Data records
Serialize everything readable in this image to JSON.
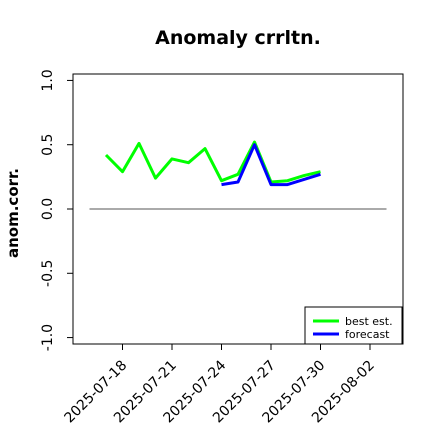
{
  "chart_data": {
    "type": "line",
    "title": "Anomaly crrltn.",
    "ylabel": "anom.corr.",
    "xlabel": "",
    "ylim": [
      -1.05,
      1.05
    ],
    "y_ticks": [
      -1.0,
      -0.5,
      0.0,
      0.5,
      1.0
    ],
    "y_tick_labels": [
      "-1.0",
      "-0.5",
      "0.0",
      "0.5",
      "1.0"
    ],
    "x_ticks": [
      "2025-07-18",
      "2025-07-21",
      "2025-07-24",
      "2025-07-27",
      "2025-07-30",
      "2025-08-02"
    ],
    "x_tick_colors": [
      "#000000",
      "#000000",
      "#228B22",
      "#000000",
      "#000000",
      "#000000"
    ],
    "x_start": "2025-07-15",
    "x_end": "2025-08-04",
    "reference_line": 0.0,
    "legend_position": "bottom-right",
    "series": [
      {
        "name": "best est.",
        "color": "#00ff00",
        "x": [
          "2025-07-17",
          "2025-07-18",
          "2025-07-19",
          "2025-07-20",
          "2025-07-21",
          "2025-07-22",
          "2025-07-23",
          "2025-07-24",
          "2025-07-25",
          "2025-07-26",
          "2025-07-27",
          "2025-07-28",
          "2025-07-29",
          "2025-07-30"
        ],
        "values": [
          0.42,
          0.29,
          0.51,
          0.24,
          0.39,
          0.36,
          0.47,
          0.22,
          0.27,
          0.52,
          0.21,
          0.22,
          0.26,
          0.29
        ]
      },
      {
        "name": "forecast",
        "color": "#0000ff",
        "x": [
          "2025-07-24",
          "2025-07-25",
          "2025-07-26",
          "2025-07-27",
          "2025-07-28",
          "2025-07-29",
          "2025-07-30"
        ],
        "values": [
          0.19,
          0.21,
          0.5,
          0.19,
          0.19,
          0.23,
          0.27
        ]
      }
    ]
  }
}
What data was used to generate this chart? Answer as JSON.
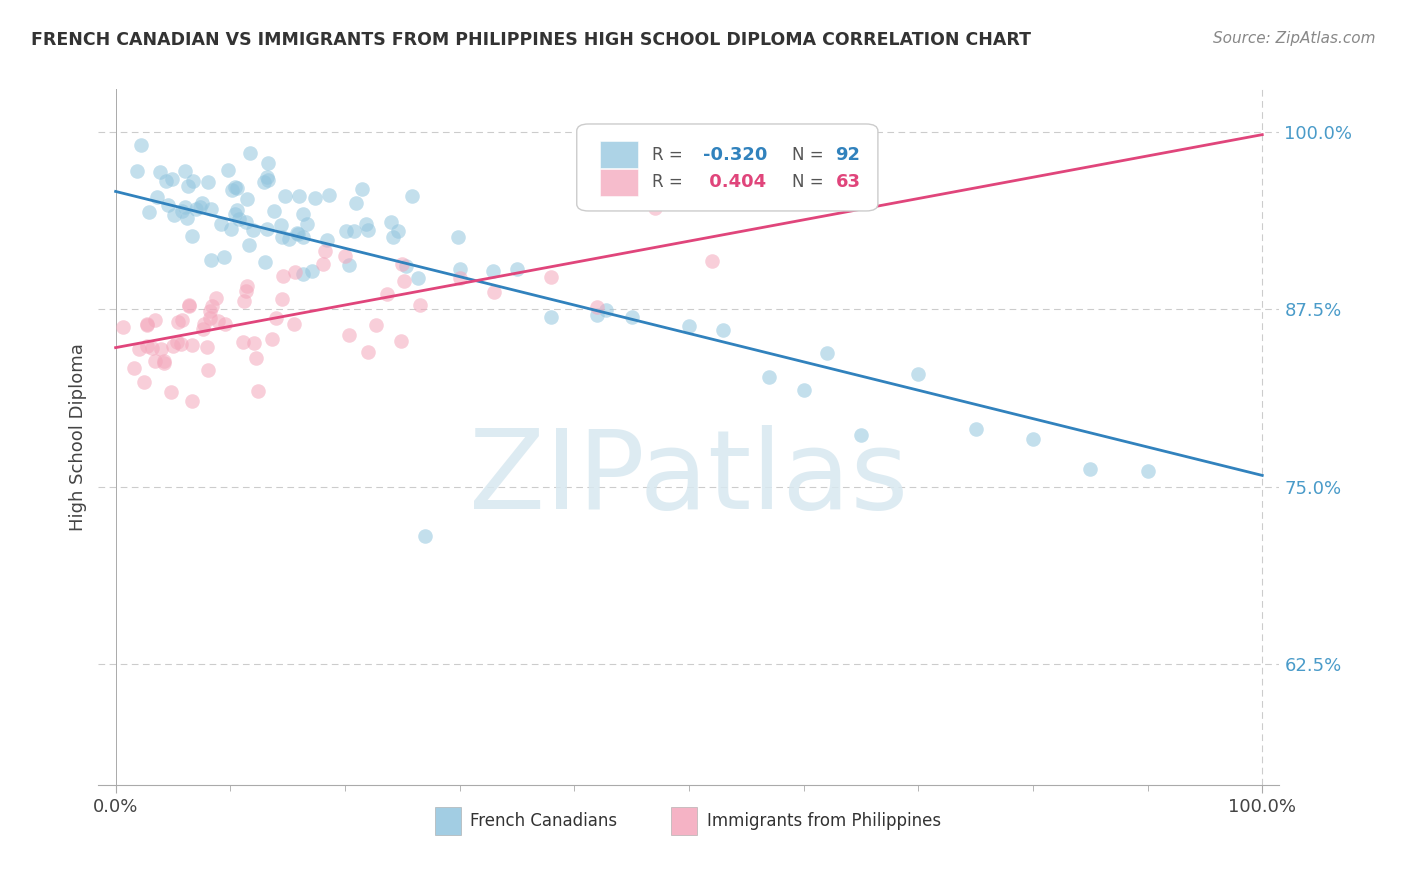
{
  "title": "FRENCH CANADIAN VS IMMIGRANTS FROM PHILIPPINES HIGH SCHOOL DIPLOMA CORRELATION CHART",
  "source": "Source: ZipAtlas.com",
  "ylabel": "High School Diploma",
  "blue_color": "#92c5de",
  "pink_color": "#f4a6bb",
  "blue_line_color": "#3182bd",
  "pink_line_color": "#e0457b",
  "blue_r": "-0.320",
  "blue_n": "92",
  "pink_r": "0.404",
  "pink_n": "63",
  "ylim": [
    0.54,
    1.03
  ],
  "xlim": [
    -0.015,
    1.015
  ],
  "yticks": [
    0.625,
    0.75,
    0.875,
    1.0
  ],
  "ytick_labels": [
    "62.5%",
    "75.0%",
    "87.5%",
    "100.0%"
  ],
  "xtick_labels": [
    "0.0%",
    "100.0%"
  ],
  "background_color": "#ffffff",
  "grid_color": "#cccccc",
  "legend_label_blue": "French Canadians",
  "legend_label_pink": "Immigrants from Philippines"
}
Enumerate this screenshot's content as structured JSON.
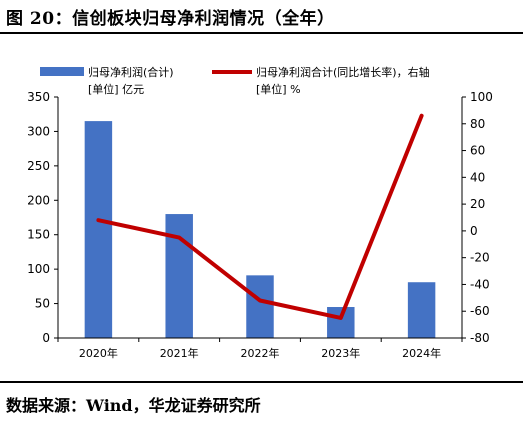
{
  "title": "图 20：信创板块归母净利润情况（全年）",
  "source": "数据来源：Wind，华龙证券研究所",
  "colors": {
    "bar": "#4472C4",
    "line": "#C00000",
    "axis": "#000000"
  },
  "chart_data": {
    "type": "bar",
    "categories": [
      "2020年",
      "2021年",
      "2022年",
      "2023年",
      "2024年"
    ],
    "series": [
      {
        "name": "归母净利润(合计)",
        "unit": "[单位] 亿元",
        "type": "bar",
        "axis": "left",
        "values": [
          315,
          180,
          91,
          45,
          81
        ]
      },
      {
        "name": "归母净利润合计(同比增长率)，右轴",
        "unit": "[单位] %",
        "type": "line",
        "axis": "right",
        "values": [
          8,
          -5,
          -52,
          -65,
          86
        ]
      }
    ],
    "y_left": {
      "min": 0,
      "max": 350,
      "ticks": [
        0,
        50,
        100,
        150,
        200,
        250,
        300,
        350
      ]
    },
    "y_right": {
      "min": -80,
      "max": 100,
      "ticks": [
        -80,
        -60,
        -40,
        -20,
        0,
        20,
        40,
        60,
        80,
        100
      ]
    },
    "grid": false,
    "legend_position": "top"
  }
}
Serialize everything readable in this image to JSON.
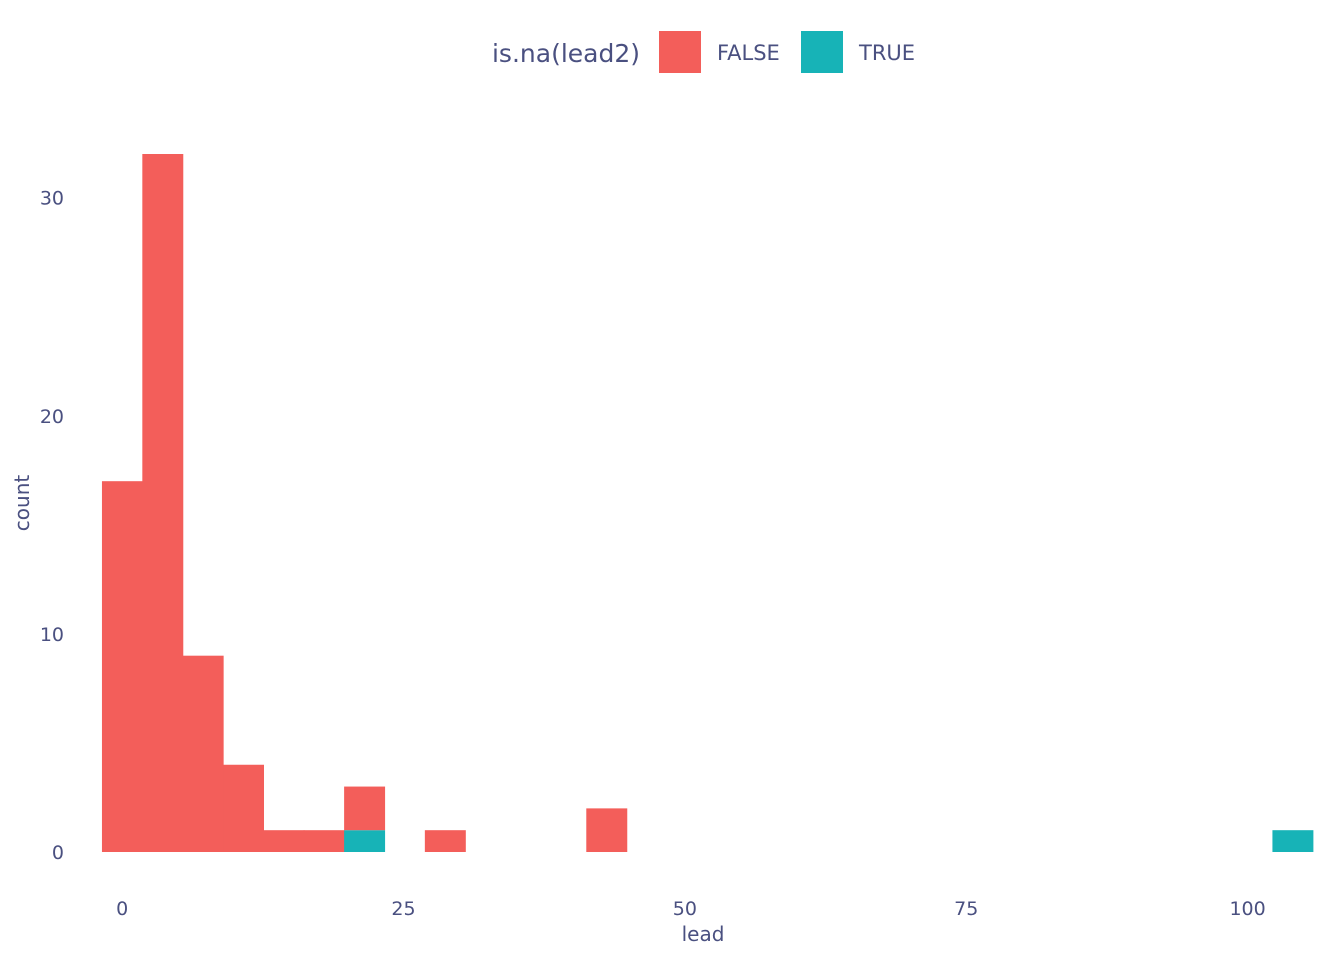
{
  "chart_data": {
    "type": "bar",
    "subtype": "stacked-histogram",
    "xlabel": "lead",
    "ylabel": "count",
    "xlim": [
      -2.5,
      107.5
    ],
    "ylim": [
      0,
      32
    ],
    "x_ticks": [
      0,
      25,
      50,
      75,
      100
    ],
    "y_ticks": [
      0,
      10,
      20,
      30
    ],
    "grid": false,
    "legend": {
      "title": "is.na(lead2)",
      "position": "top"
    },
    "bin_width": 3.586,
    "bins": [
      {
        "x0": -1.793,
        "x1": 1.793
      },
      {
        "x0": 1.793,
        "x1": 5.379
      },
      {
        "x0": 5.379,
        "x1": 8.966
      },
      {
        "x0": 8.966,
        "x1": 12.552
      },
      {
        "x0": 12.552,
        "x1": 16.138
      },
      {
        "x0": 16.138,
        "x1": 19.724
      },
      {
        "x0": 19.724,
        "x1": 23.31
      },
      {
        "x0": 23.31,
        "x1": 26.897
      },
      {
        "x0": 26.897,
        "x1": 30.483
      },
      {
        "x0": 30.483,
        "x1": 34.069
      },
      {
        "x0": 34.069,
        "x1": 37.655
      },
      {
        "x0": 37.655,
        "x1": 41.241
      },
      {
        "x0": 41.241,
        "x1": 44.828
      },
      {
        "x0": 44.828,
        "x1": 48.414
      },
      {
        "x0": 48.414,
        "x1": 52.0
      },
      {
        "x0": 52.0,
        "x1": 55.586
      },
      {
        "x0": 55.586,
        "x1": 59.172
      },
      {
        "x0": 59.172,
        "x1": 62.759
      },
      {
        "x0": 62.759,
        "x1": 66.345
      },
      {
        "x0": 66.345,
        "x1": 69.931
      },
      {
        "x0": 69.931,
        "x1": 73.517
      },
      {
        "x0": 73.517,
        "x1": 77.103
      },
      {
        "x0": 77.103,
        "x1": 80.69
      },
      {
        "x0": 80.69,
        "x1": 84.276
      },
      {
        "x0": 84.276,
        "x1": 87.862
      },
      {
        "x0": 87.862,
        "x1": 91.448
      },
      {
        "x0": 91.448,
        "x1": 95.034
      },
      {
        "x0": 95.034,
        "x1": 98.621
      },
      {
        "x0": 98.621,
        "x1": 102.207
      },
      {
        "x0": 102.207,
        "x1": 105.793
      }
    ],
    "series": [
      {
        "name": "FALSE",
        "color": "#F35E5A",
        "values": [
          17,
          32,
          9,
          4,
          1,
          1,
          2,
          0,
          1,
          0,
          0,
          0,
          2,
          0,
          0,
          0,
          0,
          0,
          0,
          0,
          0,
          0,
          0,
          0,
          0,
          0,
          0,
          0,
          0,
          0
        ]
      },
      {
        "name": "TRUE",
        "color": "#17B3B7",
        "values": [
          0,
          0,
          0,
          0,
          0,
          0,
          1,
          0,
          0,
          0,
          0,
          0,
          0,
          0,
          0,
          0,
          0,
          0,
          0,
          0,
          0,
          0,
          0,
          0,
          0,
          0,
          0,
          0,
          0,
          1
        ]
      }
    ]
  }
}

▸ **Stated goal**: Return the listing above unchanged, apart from dropping its pictures.

▸ **Solution for this problem**:
Serialize everything readable in this image to JSON.
{
  "chart_data": {
    "type": "line",
    "title": "Anomaly crrltn.",
    "ylabel": "anom.corr.",
    "xlabel": "",
    "ylim": [
      -1.05,
      1.05
    ],
    "y_ticks": [
      -1.0,
      -0.5,
      0.0,
      0.5,
      1.0
    ],
    "y_tick_labels": [
      "-1.0",
      "-0.5",
      "0.0",
      "0.5",
      "1.0"
    ],
    "x_ticks": [
      "2025-07-18",
      "2025-07-21",
      "2025-07-24",
      "2025-07-27",
      "2025-07-30",
      "2025-08-02"
    ],
    "x_tick_colors": [
      "#000000",
      "#000000",
      "#228B22",
      "#000000",
      "#000000",
      "#000000"
    ],
    "x_start": "2025-07-15",
    "x_end": "2025-08-04",
    "reference_line": 0.0,
    "legend_position": "bottom-right",
    "series": [
      {
        "name": "best est.",
        "color": "#00ff00",
        "x": [
          "2025-07-17",
          "2025-07-18",
          "2025-07-19",
          "2025-07-20",
          "2025-07-21",
          "2025-07-22",
          "2025-07-23",
          "2025-07-24",
          "2025-07-25",
          "2025-07-26",
          "2025-07-27",
          "2025-07-28",
          "2025-07-29",
          "2025-07-30"
        ],
        "values": [
          0.42,
          0.29,
          0.51,
          0.24,
          0.39,
          0.36,
          0.47,
          0.22,
          0.27,
          0.52,
          0.21,
          0.22,
          0.26,
          0.29
        ]
      },
      {
        "name": "forecast",
        "color": "#0000ff",
        "x": [
          "2025-07-24",
          "2025-07-25",
          "2025-07-26",
          "2025-07-27",
          "2025-07-28",
          "2025-07-29",
          "2025-07-30"
        ],
        "values": [
          0.19,
          0.21,
          0.5,
          0.19,
          0.19,
          0.23,
          0.27
        ]
      }
    ]
  }
}
What data was used to generate this chart? Answer as JSON.
{
  "title": "FRENCH CANADIAN VS IMMIGRANTS FROM PHILIPPINES HIGH SCHOOL DIPLOMA CORRELATION CHART",
  "source": "Source: ZipAtlas.com",
  "ylabel": "High School Diploma",
  "blue_color": "#92c5de",
  "pink_color": "#f4a6bb",
  "blue_line_color": "#3182bd",
  "pink_line_color": "#e0457b",
  "blue_r": "-0.320",
  "blue_n": "92",
  "pink_r": "0.404",
  "pink_n": "63",
  "ylim": [
    0.54,
    1.03
  ],
  "xlim": [
    -0.015,
    1.015
  ],
  "yticks": [
    0.625,
    0.75,
    0.875,
    1.0
  ],
  "ytick_labels": [
    "62.5%",
    "75.0%",
    "87.5%",
    "100.0%"
  ],
  "xtick_labels": [
    "0.0%",
    "100.0%"
  ],
  "background_color": "#ffffff",
  "grid_color": "#cccccc",
  "legend_label_blue": "French Canadians",
  "legend_label_pink": "Immigrants from Philippines"
}
Enumerate this screenshot's content as structured JSON.
{
  "title": "图 20：信创板块归母净利润情况（全年）",
  "source": "数据来源：Wind，华龙证券研究所",
  "colors": {
    "bar": "#4472C4",
    "line": "#C00000",
    "axis": "#000000"
  },
  "chart_data": {
    "type": "bar",
    "categories": [
      "2020年",
      "2021年",
      "2022年",
      "2023年",
      "2024年"
    ],
    "series": [
      {
        "name": "归母净利润(合计)",
        "unit": "[单位] 亿元",
        "type": "bar",
        "axis": "left",
        "values": [
          315,
          180,
          91,
          45,
          81
        ]
      },
      {
        "name": "归母净利润合计(同比增长率)，右轴",
        "unit": "[单位] %",
        "type": "line",
        "axis": "right",
        "values": [
          8,
          -5,
          -52,
          -65,
          86
        ]
      }
    ],
    "y_left": {
      "min": 0,
      "max": 350,
      "ticks": [
        0,
        50,
        100,
        150,
        200,
        250,
        300,
        350
      ]
    },
    "y_right": {
      "min": -80,
      "max": 100,
      "ticks": [
        -80,
        -60,
        -40,
        -20,
        0,
        20,
        40,
        60,
        80,
        100
      ]
    },
    "grid": false,
    "legend_position": "top"
  }
}
Serialize everything readable in this image to JSON.
{
  "chart_data": {
    "type": "bar",
    "subtype": "stacked-histogram",
    "xlabel": "lead",
    "ylabel": "count",
    "xlim": [
      -2.5,
      107.5
    ],
    "ylim": [
      0,
      32
    ],
    "x_ticks": [
      0,
      25,
      50,
      75,
      100
    ],
    "y_ticks": [
      0,
      10,
      20,
      30
    ],
    "grid": false,
    "legend": {
      "title": "is.na(lead2)",
      "position": "top"
    },
    "bin_width": 3.586,
    "bins": [
      {
        "x0": -1.793,
        "x1": 1.793
      },
      {
        "x0": 1.793,
        "x1": 5.379
      },
      {
        "x0": 5.379,
        "x1": 8.966
      },
      {
        "x0": 8.966,
        "x1": 12.552
      },
      {
        "x0": 12.552,
        "x1": 16.138
      },
      {
        "x0": 16.138,
        "x1": 19.724
      },
      {
        "x0": 19.724,
        "x1": 23.31
      },
      {
        "x0": 23.31,
        "x1": 26.897
      },
      {
        "x0": 26.897,
        "x1": 30.483
      },
      {
        "x0": 30.483,
        "x1": 34.069
      },
      {
        "x0": 34.069,
        "x1": 37.655
      },
      {
        "x0": 37.655,
        "x1": 41.241
      },
      {
        "x0": 41.241,
        "x1": 44.828
      },
      {
        "x0": 44.828,
        "x1": 48.414
      },
      {
        "x0": 48.414,
        "x1": 52.0
      },
      {
        "x0": 52.0,
        "x1": 55.586
      },
      {
        "x0": 55.586,
        "x1": 59.172
      },
      {
        "x0": 59.172,
        "x1": 62.759
      },
      {
        "x0": 62.759,
        "x1": 66.345
      },
      {
        "x0": 66.345,
        "x1": 69.931
      },
      {
        "x0": 69.931,
        "x1": 73.517
      },
      {
        "x0": 73.517,
        "x1": 77.103
      },
      {
        "x0": 77.103,
        "x1": 80.69
      },
      {
        "x0": 80.69,
        "x1": 84.276
      },
      {
        "x0": 84.276,
        "x1": 87.862
      },
      {
        "x0": 87.862,
        "x1": 91.448
      },
      {
        "x0": 91.448,
        "x1": 95.034
      },
      {
        "x0": 95.034,
        "x1": 98.621
      },
      {
        "x0": 98.621,
        "x1": 102.207
      },
      {
        "x0": 102.207,
        "x1": 105.793
      }
    ],
    "series": [
      {
        "name": "FALSE",
        "color": "#F35E5A",
        "values": [
          17,
          32,
          9,
          4,
          1,
          1,
          2,
          0,
          1,
          0,
          0,
          0,
          2,
          0,
          0,
          0,
          0,
          0,
          0,
          0,
          0,
          0,
          0,
          0,
          0,
          0,
          0,
          0,
          0,
          0
        ]
      },
      {
        "name": "TRUE",
        "color": "#17B3B7",
        "values": [
          0,
          0,
          0,
          0,
          0,
          0,
          1,
          0,
          0,
          0,
          0,
          0,
          0,
          0,
          0,
          0,
          0,
          0,
          0,
          0,
          0,
          0,
          0,
          0,
          0,
          0,
          0,
          0,
          0,
          1
        ]
      }
    ]
  }
}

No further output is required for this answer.